### SHORT EXERCISE
Show, in full, each line of the data that contains "this".

__________________________________________________

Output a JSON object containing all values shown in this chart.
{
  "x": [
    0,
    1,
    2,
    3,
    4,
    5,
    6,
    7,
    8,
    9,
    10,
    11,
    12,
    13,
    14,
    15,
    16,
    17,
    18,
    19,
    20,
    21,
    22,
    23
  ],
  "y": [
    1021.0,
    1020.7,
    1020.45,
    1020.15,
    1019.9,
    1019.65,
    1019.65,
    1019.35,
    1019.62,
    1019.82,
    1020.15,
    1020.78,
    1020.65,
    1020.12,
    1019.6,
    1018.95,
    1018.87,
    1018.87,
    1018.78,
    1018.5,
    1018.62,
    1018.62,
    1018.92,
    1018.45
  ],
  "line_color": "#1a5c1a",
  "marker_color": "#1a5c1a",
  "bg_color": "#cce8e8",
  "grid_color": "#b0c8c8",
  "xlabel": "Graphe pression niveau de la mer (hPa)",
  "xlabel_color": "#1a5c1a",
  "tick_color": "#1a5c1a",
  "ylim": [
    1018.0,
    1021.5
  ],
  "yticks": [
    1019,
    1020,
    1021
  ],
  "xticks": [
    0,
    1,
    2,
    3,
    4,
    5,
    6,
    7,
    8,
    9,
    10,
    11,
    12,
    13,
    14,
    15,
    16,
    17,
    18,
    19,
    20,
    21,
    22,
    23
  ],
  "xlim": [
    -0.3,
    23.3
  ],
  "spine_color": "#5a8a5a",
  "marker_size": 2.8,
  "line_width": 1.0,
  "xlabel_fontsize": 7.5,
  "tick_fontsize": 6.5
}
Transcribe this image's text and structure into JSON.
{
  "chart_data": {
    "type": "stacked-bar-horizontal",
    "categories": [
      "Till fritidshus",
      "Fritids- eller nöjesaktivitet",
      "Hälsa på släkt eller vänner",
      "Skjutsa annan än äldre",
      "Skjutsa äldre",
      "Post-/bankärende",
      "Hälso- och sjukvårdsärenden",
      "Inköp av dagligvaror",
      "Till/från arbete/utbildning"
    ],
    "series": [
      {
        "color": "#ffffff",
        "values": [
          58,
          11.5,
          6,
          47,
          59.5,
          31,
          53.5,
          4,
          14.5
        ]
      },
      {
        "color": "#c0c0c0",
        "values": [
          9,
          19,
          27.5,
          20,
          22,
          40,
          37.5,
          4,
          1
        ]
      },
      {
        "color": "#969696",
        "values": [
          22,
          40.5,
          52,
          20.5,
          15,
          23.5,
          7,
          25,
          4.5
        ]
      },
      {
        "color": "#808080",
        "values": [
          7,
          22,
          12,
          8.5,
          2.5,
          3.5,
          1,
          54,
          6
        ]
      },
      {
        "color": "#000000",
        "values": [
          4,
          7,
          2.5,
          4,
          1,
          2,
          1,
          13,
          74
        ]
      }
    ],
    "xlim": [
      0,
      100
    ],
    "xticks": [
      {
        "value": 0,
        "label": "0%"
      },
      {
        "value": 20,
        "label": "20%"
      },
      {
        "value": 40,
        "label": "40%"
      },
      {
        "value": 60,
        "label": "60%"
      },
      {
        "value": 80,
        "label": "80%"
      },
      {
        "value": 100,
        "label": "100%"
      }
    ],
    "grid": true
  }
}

__________________________________________________

### THE RESPONSE
Output a JSON object containing all values shown in this chart.
Transcribe this image's text and structure into JSON.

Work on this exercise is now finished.